Copy out the complete listing, word for word.

--- start of DATA IN THIS EXERCISE ---

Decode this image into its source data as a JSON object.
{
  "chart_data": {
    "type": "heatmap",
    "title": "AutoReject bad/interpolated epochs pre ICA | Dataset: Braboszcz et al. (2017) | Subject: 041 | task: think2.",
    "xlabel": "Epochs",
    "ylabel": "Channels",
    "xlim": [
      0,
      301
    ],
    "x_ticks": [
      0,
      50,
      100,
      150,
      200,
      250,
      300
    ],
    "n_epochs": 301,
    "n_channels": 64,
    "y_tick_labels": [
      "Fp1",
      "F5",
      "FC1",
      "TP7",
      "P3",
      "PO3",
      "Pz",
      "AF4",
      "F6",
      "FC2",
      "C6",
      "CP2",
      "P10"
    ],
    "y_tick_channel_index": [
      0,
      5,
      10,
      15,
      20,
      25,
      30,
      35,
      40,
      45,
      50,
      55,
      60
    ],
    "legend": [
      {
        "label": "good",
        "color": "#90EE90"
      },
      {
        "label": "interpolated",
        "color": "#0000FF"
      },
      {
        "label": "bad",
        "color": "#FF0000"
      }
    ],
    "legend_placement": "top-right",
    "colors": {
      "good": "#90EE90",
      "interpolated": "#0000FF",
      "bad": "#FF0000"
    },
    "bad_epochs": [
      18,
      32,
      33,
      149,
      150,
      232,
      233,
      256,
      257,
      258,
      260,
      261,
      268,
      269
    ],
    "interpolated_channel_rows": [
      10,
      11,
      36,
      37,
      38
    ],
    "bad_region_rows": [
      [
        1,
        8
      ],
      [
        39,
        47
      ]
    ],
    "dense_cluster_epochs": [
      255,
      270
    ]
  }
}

--- end of DATA IN THIS EXERCISE ---

- RESULT:
Decode this image into its source data as a JSON object.
{
  "chart_data": {
    "type": "heatmap",
    "title": "AutoReject bad/interpolated epochs pre ICA | Dataset: Braboszcz et al. (2017) | Subject: 041 | task: think2.",
    "xlabel": "Epochs",
    "ylabel": "Channels",
    "xlim": [
      0,
      301
    ],
    "x_ticks": [
      0,
      50,
      100,
      150,
      200,
      250,
      300
    ],
    "n_epochs": 301,
    "n_channels": 64,
    "y_tick_labels": [
      "Fp1",
      "F5",
      "FC1",
      "TP7",
      "P3",
      "PO3",
      "Pz",
      "AF4",
      "F6",
      "FC2",
      "C6",
      "CP2",
      "P10"
    ],
    "y_tick_channel_index": [
      0,
      5,
      10,
      15,
      20,
      25,
      30,
      35,
      40,
      45,
      50,
      55,
      60
    ],
    "legend": [
      {
        "label": "good",
        "color": "#90EE90"
      },
      {
        "label": "interpolated",
        "color": "#0000FF"
      },
      {
        "label": "bad",
        "color": "#FF0000"
      }
    ],
    "legend_placement": "top-right",
    "colors": {
      "good": "#90EE90",
      "interpolated": "#0000FF",
      "bad": "#FF0000"
    },
    "bad_epochs": [
      18,
      32,
      33,
      149,
      150,
      232,
      233,
      256,
      257,
      258,
      260,
      261,
      268,
      269
    ],
    "interpolated_channel_rows": [
      10,
      11,
      36,
      37,
      38
    ],
    "bad_region_rows": [
      [
        1,
        8
      ],
      [
        39,
        47
      ]
    ],
    "dense_cluster_epochs": [
      255,
      270
    ]
  }
}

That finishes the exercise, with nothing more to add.